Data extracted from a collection
--------------------------------

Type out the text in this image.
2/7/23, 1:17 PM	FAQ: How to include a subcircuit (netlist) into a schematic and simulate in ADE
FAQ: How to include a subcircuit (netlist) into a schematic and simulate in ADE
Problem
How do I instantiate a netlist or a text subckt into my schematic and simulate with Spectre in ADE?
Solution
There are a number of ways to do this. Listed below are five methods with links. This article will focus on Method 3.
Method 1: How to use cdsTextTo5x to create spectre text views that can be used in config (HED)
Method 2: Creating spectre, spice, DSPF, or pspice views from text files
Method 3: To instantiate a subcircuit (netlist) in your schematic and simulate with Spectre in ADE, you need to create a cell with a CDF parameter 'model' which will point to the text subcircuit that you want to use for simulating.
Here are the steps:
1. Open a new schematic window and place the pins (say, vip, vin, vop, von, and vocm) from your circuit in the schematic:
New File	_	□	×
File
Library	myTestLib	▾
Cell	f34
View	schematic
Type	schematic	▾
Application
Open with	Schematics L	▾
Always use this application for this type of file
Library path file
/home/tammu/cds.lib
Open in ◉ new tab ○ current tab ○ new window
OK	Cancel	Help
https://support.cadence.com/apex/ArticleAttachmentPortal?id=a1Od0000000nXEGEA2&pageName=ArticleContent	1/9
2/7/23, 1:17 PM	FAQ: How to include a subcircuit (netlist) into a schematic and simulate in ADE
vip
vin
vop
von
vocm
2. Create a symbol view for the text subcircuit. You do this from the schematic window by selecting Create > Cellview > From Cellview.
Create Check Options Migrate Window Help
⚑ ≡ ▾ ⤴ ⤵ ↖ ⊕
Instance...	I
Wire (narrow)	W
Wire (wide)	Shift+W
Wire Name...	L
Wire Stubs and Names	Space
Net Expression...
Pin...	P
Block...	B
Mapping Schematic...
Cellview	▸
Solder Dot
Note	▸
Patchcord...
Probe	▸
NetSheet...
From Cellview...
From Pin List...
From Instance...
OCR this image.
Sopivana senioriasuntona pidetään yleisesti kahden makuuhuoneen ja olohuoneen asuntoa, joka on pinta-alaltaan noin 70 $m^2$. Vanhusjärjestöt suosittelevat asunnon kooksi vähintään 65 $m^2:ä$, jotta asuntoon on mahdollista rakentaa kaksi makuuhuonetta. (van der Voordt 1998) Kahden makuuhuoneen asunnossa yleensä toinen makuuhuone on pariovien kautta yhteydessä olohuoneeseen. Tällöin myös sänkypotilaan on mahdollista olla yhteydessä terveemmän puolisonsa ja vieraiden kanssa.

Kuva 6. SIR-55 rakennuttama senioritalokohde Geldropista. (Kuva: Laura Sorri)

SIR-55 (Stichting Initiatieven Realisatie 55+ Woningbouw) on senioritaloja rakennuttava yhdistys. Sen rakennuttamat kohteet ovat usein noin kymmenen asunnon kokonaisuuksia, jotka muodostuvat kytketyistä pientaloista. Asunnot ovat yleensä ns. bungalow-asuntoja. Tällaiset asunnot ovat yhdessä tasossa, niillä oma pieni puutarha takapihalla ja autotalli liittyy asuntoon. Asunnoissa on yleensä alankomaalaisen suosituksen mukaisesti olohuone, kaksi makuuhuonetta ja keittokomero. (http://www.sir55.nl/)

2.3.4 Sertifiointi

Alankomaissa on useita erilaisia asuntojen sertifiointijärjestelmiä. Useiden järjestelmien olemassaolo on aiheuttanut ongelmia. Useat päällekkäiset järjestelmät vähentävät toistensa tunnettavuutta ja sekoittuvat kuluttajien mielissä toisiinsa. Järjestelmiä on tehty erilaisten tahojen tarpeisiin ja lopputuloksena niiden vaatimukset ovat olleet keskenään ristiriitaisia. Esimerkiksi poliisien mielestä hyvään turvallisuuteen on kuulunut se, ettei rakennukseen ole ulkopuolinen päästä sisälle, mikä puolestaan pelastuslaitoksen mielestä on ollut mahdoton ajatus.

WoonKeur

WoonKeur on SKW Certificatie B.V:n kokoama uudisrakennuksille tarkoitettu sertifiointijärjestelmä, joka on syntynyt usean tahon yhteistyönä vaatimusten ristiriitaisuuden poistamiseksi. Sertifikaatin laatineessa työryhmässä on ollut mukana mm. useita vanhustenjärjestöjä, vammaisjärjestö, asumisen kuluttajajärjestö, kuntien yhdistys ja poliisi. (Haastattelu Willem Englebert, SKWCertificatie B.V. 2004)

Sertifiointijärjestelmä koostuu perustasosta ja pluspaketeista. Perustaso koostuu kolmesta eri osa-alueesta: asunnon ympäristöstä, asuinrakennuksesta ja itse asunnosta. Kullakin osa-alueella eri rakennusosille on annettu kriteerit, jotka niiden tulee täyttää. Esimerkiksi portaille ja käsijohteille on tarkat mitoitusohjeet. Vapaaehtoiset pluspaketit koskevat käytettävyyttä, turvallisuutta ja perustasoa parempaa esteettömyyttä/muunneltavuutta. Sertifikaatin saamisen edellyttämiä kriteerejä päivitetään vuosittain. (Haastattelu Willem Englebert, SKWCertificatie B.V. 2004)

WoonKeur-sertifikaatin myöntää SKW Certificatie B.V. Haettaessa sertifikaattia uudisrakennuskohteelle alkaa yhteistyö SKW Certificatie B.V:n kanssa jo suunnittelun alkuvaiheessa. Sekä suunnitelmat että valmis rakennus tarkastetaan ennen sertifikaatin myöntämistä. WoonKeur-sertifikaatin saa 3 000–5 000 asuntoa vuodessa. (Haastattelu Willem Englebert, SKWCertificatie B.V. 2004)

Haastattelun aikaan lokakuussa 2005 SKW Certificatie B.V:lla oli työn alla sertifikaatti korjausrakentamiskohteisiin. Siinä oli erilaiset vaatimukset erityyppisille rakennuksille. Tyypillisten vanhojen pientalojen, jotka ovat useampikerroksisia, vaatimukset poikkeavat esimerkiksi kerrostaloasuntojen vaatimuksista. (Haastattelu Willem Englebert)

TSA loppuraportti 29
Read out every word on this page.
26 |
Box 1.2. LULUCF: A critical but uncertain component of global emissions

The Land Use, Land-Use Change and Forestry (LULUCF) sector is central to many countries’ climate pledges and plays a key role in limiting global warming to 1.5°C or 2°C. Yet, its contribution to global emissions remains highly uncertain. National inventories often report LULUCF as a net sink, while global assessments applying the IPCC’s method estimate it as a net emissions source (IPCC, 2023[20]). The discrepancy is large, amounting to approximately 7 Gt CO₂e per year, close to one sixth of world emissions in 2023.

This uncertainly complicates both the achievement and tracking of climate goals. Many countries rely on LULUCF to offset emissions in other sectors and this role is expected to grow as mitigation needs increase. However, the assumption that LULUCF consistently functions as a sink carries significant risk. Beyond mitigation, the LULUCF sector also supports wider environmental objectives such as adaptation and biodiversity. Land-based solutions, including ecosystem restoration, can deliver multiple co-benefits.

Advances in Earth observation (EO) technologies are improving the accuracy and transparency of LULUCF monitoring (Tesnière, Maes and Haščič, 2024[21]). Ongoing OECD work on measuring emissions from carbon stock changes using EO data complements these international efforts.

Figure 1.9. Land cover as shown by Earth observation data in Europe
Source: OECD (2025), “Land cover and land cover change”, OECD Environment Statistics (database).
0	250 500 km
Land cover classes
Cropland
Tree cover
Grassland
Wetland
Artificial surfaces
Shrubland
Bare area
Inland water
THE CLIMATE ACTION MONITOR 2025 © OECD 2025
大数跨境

--------------------------------

- _DIRECTIONS FOR THIS TASK_
Reproduce the material exactly, with every line intact.

- _CORRECT RESPONSE_
Type out the text in this image.
2/7/23, 1:17 PM	FAQ: How to include a subcircuit (netlist) into a schematic and simulate in ADE
FAQ: How to include a subcircuit (netlist) into a schematic and simulate in ADE
Problem
How do I instantiate a netlist or a text subckt into my schematic and simulate with Spectre in ADE?
Solution
There are a number of ways to do this. Listed below are five methods with links. This article will focus on Method 3.
Method 1: How to use cdsTextTo5x to create spectre text views that can be used in config (HED)
Method 2: Creating spectre, spice, DSPF, or pspice views from text files
Method 3: To instantiate a subcircuit (netlist) in your schematic and simulate with Spectre in ADE, you need to create a cell with a CDF parameter 'model' which will point to the text subcircuit that you want to use for simulating.
Here are the steps:
1. Open a new schematic window and place the pins (say, vip, vin, vop, von, and vocm) from your circuit in the schematic:
New File	_	□	×
File
Library	myTestLib	▾
Cell	f34
View	schematic
Type	schematic	▾
Application
Open with	Schematics L	▾
Always use this application for this type of file
Library path file
/home/tammu/cds.lib
Open in ◉ new tab ○ current tab ○ new window
OK	Cancel	Help
https://support.cadence.com/apex/ArticleAttachmentPortal?id=a1Od0000000nXEGEA2&pageName=ArticleContent	1/9
2/7/23, 1:17 PM	FAQ: How to include a subcircuit (netlist) into a schematic and simulate in ADE
vip
vin
vop
von
vocm
2. Create a symbol view for the text subcircuit. You do this from the schematic window by selecting Create > Cellview > From Cellview.
Create Check Options Migrate Window Help
⚑ ≡ ▾ ⤴ ⤵ ↖ ⊕
Instance...	I
Wire (narrow)	W
Wire (wide)	Shift+W
Wire Name...	L
Wire Stubs and Names	Space
Net Expression...
Pin...	P
Block...	B
Mapping Schematic...
Cellview	▸
Solder Dot
Note	▸
Patchcord...
Probe	▸
NetSheet...
From Cellview...
From Pin List...
From Instance...
OCR this image.
Sopivana senioriasuntona pidetään yleisesti kahden makuuhuoneen ja olohuoneen asuntoa, joka on pinta-alaltaan noin 70 $m^2$. Vanhusjärjestöt suosittelevat asunnon kooksi vähintään 65 $m^2:ä$, jotta asuntoon on mahdollista rakentaa kaksi makuuhuonetta. (van der Voordt 1998) Kahden makuuhuoneen asunnossa yleensä toinen makuuhuone on pariovien kautta yhteydessä olohuoneeseen. Tällöin myös sänkypotilaan on mahdollista olla yhteydessä terveemmän puolisonsa ja vieraiden kanssa.

Kuva 6. SIR-55 rakennuttama senioritalokohde Geldropista. (Kuva: Laura Sorri)

SIR-55 (Stichting Initiatieven Realisatie 55+ Woningbouw) on senioritaloja rakennuttava yhdistys. Sen rakennuttamat kohteet ovat usein noin kymmenen asunnon kokonaisuuksia, jotka muodostuvat kytketyistä pientaloista. Asunnot ovat yleensä ns. bungalow-asuntoja. Tällaiset asunnot ovat yhdessä tasossa, niillä oma pieni puutarha takapihalla ja autotalli liittyy asuntoon. Asunnoissa on yleensä alankomaalaisen suosituksen mukaisesti olohuone, kaksi makuuhuonetta ja keittokomero. (http://www.sir55.nl/)

2.3.4 Sertifiointi

Alankomaissa on useita erilaisia asuntojen sertifiointijärjestelmiä. Useiden järjestelmien olemassaolo on aiheuttanut ongelmia. Useat päällekkäiset järjestelmät vähentävät toistensa tunnettavuutta ja sekoittuvat kuluttajien mielissä toisiinsa. Järjestelmiä on tehty erilaisten tahojen tarpeisiin ja lopputuloksena niiden vaatimukset ovat olleet keskenään ristiriitaisia. Esimerkiksi poliisien mielestä hyvään turvallisuuteen on kuulunut se, ettei rakennukseen ole ulkopuolinen päästä sisälle, mikä puolestaan pelastuslaitoksen mielestä on ollut mahdoton ajatus.

WoonKeur

WoonKeur on SKW Certificatie B.V:n kokoama uudisrakennuksille tarkoitettu sertifiointijärjestelmä, joka on syntynyt usean tahon yhteistyönä vaatimusten ristiriitaisuuden poistamiseksi. Sertifikaatin laatineessa työryhmässä on ollut mukana mm. useita vanhustenjärjestöjä, vammaisjärjestö, asumisen kuluttajajärjestö, kuntien yhdistys ja poliisi. (Haastattelu Willem Englebert, SKWCertificatie B.V. 2004)

Sertifiointijärjestelmä koostuu perustasosta ja pluspaketeista. Perustaso koostuu kolmesta eri osa-alueesta: asunnon ympäristöstä, asuinrakennuksesta ja itse asunnosta. Kullakin osa-alueella eri rakennusosille on annettu kriteerit, jotka niiden tulee täyttää. Esimerkiksi portaille ja käsijohteille on tarkat mitoitusohjeet. Vapaaehtoiset pluspaketit koskevat käytettävyyttä, turvallisuutta ja perustasoa parempaa esteettömyyttä/muunneltavuutta. Sertifikaatin saamisen edellyttämiä kriteerejä päivitetään vuosittain. (Haastattelu Willem Englebert, SKWCertificatie B.V. 2004)

WoonKeur-sertifikaatin myöntää SKW Certificatie B.V. Haettaessa sertifikaattia uudisrakennuskohteelle alkaa yhteistyö SKW Certificatie B.V:n kanssa jo suunnittelun alkuvaiheessa. Sekä suunnitelmat että valmis rakennus tarkastetaan ennen sertifikaatin myöntämistä. WoonKeur-sertifikaatin saa 3 000–5 000 asuntoa vuodessa. (Haastattelu Willem Englebert, SKWCertificatie B.V. 2004)

Haastattelun aikaan lokakuussa 2005 SKW Certificatie B.V:lla oli työn alla sertifikaatti korjausrakentamiskohteisiin. Siinä oli erilaiset vaatimukset erityyppisille rakennuksille. Tyypillisten vanhojen pientalojen, jotka ovat useampikerroksisia, vaatimukset poikkeavat esimerkiksi kerrostaloasuntojen vaatimuksista. (Haastattelu Willem Englebert)

TSA loppuraportti 29
Read out every word on this page.
26 |
Box 1.2. LULUCF: A critical but uncertain component of global emissions

The Land Use, Land-Use Change and Forestry (LULUCF) sector is central to many countries’ climate pledges and plays a key role in limiting global warming to 1.5°C or 2°C. Yet, its contribution to global emissions remains highly uncertain. National inventories often report LULUCF as a net sink, while global assessments applying the IPCC’s method estimate it as a net emissions source (IPCC, 2023[20]). The discrepancy is large, amounting to approximately 7 Gt CO₂e per year, close to one sixth of world emissions in 2023.

This uncertainly complicates both the achievement and tracking of climate goals. Many countries rely on LULUCF to offset emissions in other sectors and this role is expected to grow as mitigation needs increase. However, the assumption that LULUCF consistently functions as a sink carries significant risk. Beyond mitigation, the LULUCF sector also supports wider environmental objectives such as adaptation and biodiversity. Land-based solutions, including ecosystem restoration, can deliver multiple co-benefits.

Advances in Earth observation (EO) technologies are improving the accuracy and transparency of LULUCF monitoring (Tesnière, Maes and Haščič, 2024[21]). Ongoing OECD work on measuring emissions from carbon stock changes using EO data complements these international efforts.

Figure 1.9. Land cover as shown by Earth observation data in Europe
Source: OECD (2025), “Land cover and land cover change”, OECD Environment Statistics (database).
0	250 500 km
Land cover classes
Cropland
Tree cover
Grassland
Wetland
Artificial surfaces
Shrubland
Bare area
Inland water
THE CLIMATE ACTION MONITOR 2025 © OECD 2025
大数跨境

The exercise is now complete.